What this task involves: Compile every line that includes the word "Indictment".

Extracted material:
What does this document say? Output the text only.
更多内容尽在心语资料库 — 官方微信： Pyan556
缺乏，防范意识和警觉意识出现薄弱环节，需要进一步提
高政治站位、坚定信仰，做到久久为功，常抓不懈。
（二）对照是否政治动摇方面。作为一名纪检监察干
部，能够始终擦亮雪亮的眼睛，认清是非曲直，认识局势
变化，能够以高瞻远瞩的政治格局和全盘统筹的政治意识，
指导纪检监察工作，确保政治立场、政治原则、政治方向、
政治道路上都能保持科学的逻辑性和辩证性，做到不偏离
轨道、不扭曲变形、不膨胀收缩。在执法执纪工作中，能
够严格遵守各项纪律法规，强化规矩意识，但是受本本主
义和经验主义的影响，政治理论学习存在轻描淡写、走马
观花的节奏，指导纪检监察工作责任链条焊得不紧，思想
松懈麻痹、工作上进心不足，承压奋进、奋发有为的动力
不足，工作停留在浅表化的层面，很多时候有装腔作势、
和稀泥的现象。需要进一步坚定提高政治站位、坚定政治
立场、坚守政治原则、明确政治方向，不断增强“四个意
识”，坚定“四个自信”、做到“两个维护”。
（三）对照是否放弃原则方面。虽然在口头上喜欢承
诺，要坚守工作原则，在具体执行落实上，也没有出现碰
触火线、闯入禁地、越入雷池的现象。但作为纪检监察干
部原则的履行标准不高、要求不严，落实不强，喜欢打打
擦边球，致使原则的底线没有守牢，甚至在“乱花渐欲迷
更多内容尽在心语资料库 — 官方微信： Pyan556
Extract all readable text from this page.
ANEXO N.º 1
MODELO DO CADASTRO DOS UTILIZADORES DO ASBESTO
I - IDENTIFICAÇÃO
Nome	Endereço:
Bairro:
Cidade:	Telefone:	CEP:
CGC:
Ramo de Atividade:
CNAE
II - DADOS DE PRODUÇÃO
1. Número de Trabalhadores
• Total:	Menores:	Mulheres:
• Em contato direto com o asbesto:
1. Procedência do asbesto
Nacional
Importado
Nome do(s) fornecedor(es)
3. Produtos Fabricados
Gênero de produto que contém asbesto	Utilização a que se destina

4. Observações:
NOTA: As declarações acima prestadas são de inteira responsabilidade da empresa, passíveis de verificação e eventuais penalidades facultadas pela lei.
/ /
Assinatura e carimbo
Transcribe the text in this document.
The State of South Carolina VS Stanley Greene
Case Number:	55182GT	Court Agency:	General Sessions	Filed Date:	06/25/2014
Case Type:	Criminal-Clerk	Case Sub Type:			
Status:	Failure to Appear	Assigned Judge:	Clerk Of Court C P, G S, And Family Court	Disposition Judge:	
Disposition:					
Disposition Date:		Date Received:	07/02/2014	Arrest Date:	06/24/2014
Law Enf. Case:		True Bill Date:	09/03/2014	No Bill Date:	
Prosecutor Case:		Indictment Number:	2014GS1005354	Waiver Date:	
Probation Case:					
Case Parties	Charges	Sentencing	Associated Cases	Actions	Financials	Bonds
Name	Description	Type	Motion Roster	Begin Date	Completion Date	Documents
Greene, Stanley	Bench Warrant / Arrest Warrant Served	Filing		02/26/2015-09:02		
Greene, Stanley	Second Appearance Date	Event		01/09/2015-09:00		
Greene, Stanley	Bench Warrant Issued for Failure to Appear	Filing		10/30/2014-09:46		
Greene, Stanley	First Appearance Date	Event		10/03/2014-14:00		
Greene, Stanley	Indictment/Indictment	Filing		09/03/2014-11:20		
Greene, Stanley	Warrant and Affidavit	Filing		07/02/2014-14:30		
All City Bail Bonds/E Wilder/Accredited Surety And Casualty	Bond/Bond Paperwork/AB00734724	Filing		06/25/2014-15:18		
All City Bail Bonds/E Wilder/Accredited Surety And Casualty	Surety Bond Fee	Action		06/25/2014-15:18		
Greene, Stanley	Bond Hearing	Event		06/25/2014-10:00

Task result:
Prosecutor Case:		Indictment Number:	2014GS1005354	Waiver Date:	
Greene, Stanley	Indictment/Indictment	Filing		09/03/2014-11:20		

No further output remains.